─── DATA EXCERPTS ───

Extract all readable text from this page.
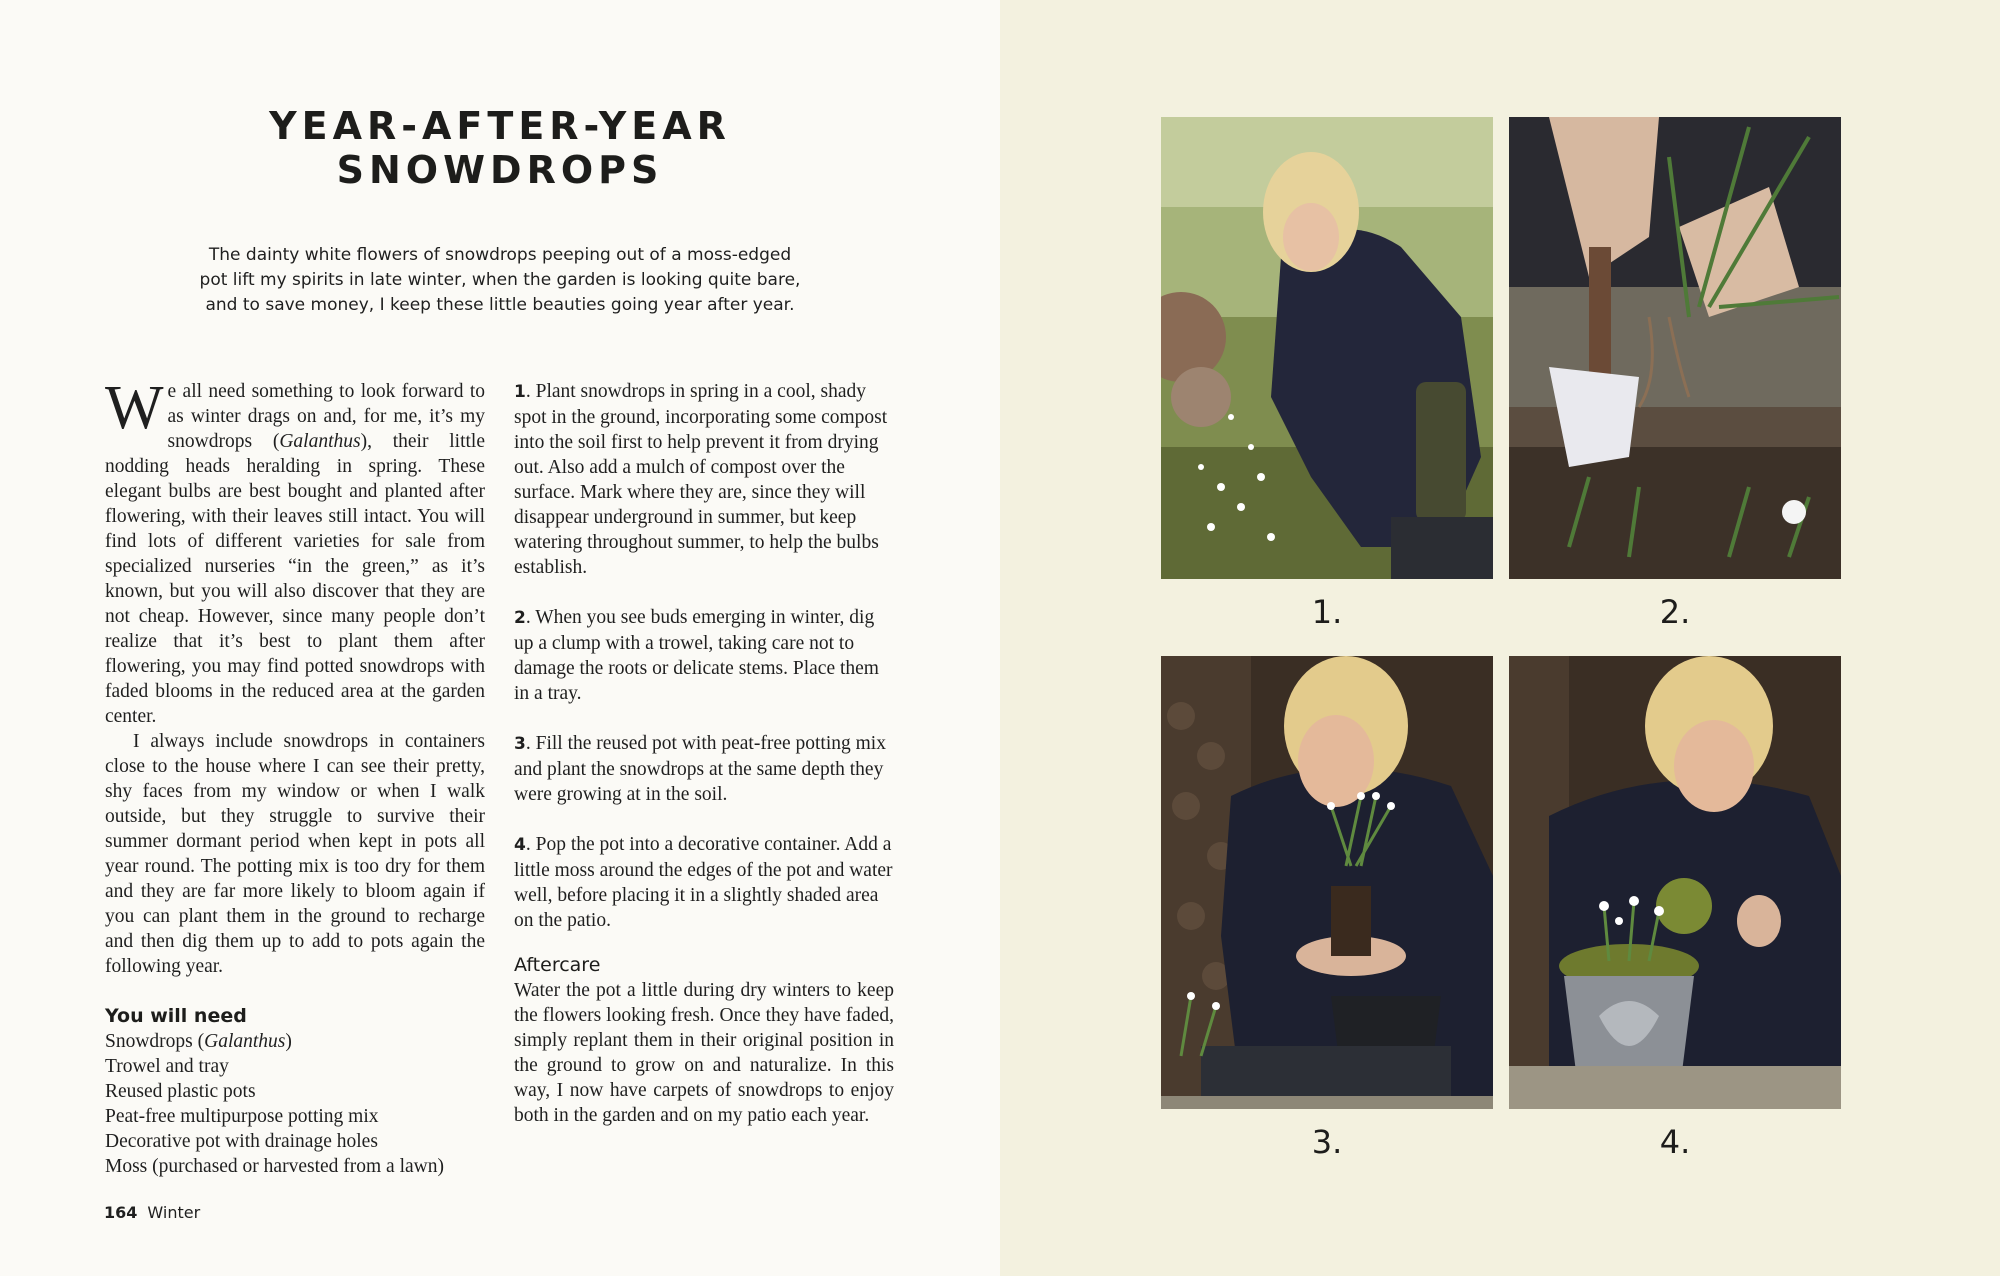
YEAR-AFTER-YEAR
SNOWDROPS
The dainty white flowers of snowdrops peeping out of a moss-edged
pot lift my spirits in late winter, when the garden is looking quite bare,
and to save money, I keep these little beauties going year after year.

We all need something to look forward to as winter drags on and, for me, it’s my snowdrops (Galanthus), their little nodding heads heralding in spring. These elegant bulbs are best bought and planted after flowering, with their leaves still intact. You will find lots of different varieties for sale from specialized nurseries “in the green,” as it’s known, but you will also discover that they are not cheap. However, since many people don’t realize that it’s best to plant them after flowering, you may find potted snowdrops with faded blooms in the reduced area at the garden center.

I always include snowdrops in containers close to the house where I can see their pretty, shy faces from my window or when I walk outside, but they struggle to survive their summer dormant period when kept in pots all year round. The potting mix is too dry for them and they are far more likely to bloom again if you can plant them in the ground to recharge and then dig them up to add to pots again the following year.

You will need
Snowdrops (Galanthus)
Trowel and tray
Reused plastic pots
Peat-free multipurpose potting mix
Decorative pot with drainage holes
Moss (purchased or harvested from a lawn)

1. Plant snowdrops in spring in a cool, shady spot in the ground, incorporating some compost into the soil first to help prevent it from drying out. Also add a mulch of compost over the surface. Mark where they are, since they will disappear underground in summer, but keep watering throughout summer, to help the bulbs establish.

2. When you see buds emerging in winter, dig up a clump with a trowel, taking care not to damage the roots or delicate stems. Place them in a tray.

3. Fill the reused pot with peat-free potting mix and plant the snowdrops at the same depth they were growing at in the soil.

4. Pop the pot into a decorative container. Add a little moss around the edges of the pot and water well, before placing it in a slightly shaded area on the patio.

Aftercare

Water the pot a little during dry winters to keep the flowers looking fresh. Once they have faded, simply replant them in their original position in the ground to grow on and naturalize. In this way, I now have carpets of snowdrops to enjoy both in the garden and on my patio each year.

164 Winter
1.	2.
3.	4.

───
─── DATA EXCERPTS ───

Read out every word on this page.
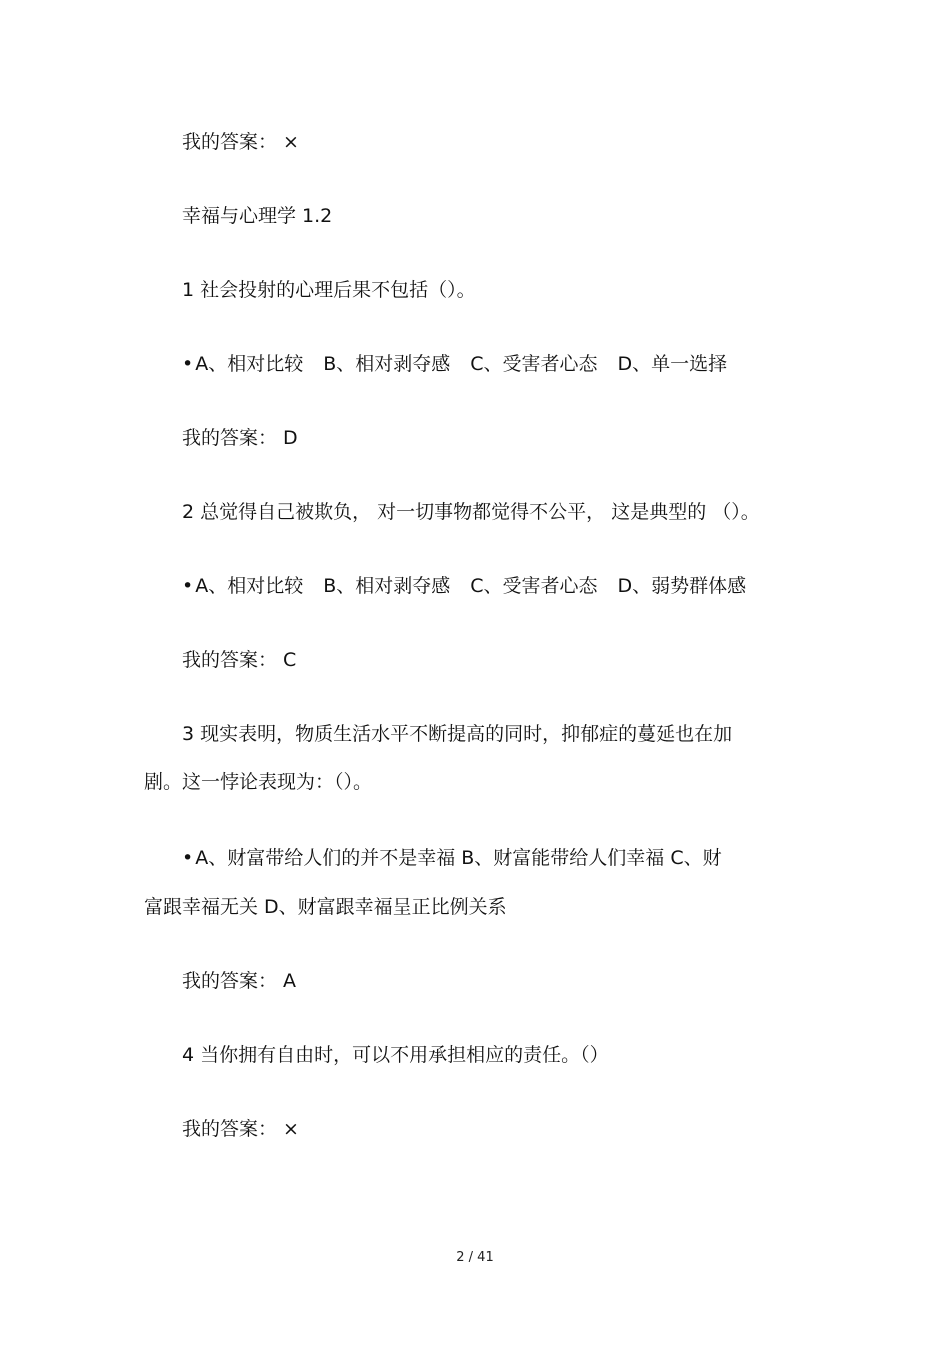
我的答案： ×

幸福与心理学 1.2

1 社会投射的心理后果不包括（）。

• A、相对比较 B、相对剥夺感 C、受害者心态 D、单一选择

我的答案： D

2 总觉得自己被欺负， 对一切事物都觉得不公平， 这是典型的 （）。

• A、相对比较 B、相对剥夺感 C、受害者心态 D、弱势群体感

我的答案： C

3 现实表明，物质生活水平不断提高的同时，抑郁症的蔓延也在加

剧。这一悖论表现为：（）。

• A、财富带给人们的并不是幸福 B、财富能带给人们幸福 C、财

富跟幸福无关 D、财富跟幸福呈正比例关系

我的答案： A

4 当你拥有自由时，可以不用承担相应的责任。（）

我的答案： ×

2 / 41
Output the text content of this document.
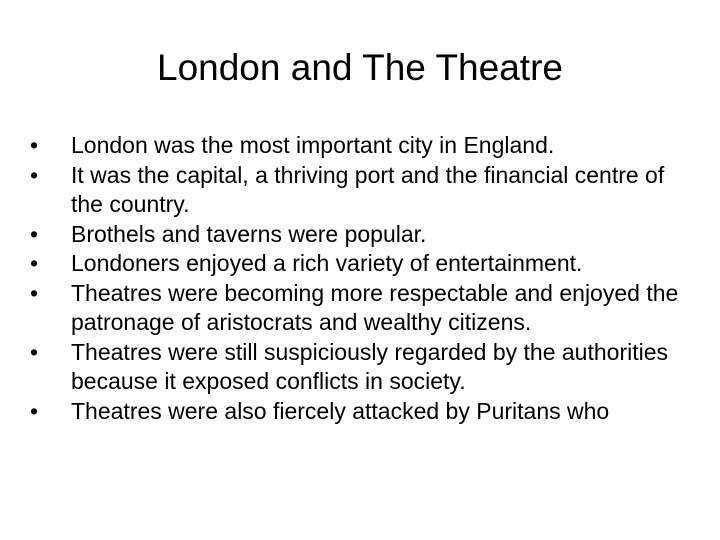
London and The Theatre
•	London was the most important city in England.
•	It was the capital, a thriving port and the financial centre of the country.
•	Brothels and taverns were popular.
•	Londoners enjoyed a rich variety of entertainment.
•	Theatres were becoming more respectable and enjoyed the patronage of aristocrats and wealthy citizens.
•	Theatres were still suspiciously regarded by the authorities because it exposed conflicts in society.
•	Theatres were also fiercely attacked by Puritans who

───
─── DATA EXCERPTS ───

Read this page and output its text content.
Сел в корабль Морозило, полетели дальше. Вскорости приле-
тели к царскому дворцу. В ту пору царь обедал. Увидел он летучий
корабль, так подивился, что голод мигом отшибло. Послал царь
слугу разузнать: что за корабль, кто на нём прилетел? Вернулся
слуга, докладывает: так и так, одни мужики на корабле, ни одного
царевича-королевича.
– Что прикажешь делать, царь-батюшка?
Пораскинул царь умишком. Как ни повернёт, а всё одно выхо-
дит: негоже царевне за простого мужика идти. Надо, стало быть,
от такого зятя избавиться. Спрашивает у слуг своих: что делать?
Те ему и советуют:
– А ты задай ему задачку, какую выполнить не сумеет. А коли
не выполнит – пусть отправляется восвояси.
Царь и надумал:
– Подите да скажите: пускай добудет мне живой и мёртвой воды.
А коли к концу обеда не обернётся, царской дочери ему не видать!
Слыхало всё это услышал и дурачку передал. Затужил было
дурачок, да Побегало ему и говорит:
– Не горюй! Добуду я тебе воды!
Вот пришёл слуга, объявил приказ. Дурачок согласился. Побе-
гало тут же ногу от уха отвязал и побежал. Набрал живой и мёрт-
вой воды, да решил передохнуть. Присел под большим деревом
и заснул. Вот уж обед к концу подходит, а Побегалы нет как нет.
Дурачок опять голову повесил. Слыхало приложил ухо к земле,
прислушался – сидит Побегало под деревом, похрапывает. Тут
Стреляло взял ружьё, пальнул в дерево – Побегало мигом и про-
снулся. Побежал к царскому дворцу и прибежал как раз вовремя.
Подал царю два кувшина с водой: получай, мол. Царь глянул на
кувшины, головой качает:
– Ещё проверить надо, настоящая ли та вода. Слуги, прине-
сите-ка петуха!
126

───

TASK BRIEF
Find each line that has the word "受害者心态", then copy it out.

EXPECTED OUTPUT
• A、相对比较 B、相对剥夺感 C、受害者心态 D、单一选择
• A、相对比较 B、相对剥夺感 C、受害者心态 D、弱势群体感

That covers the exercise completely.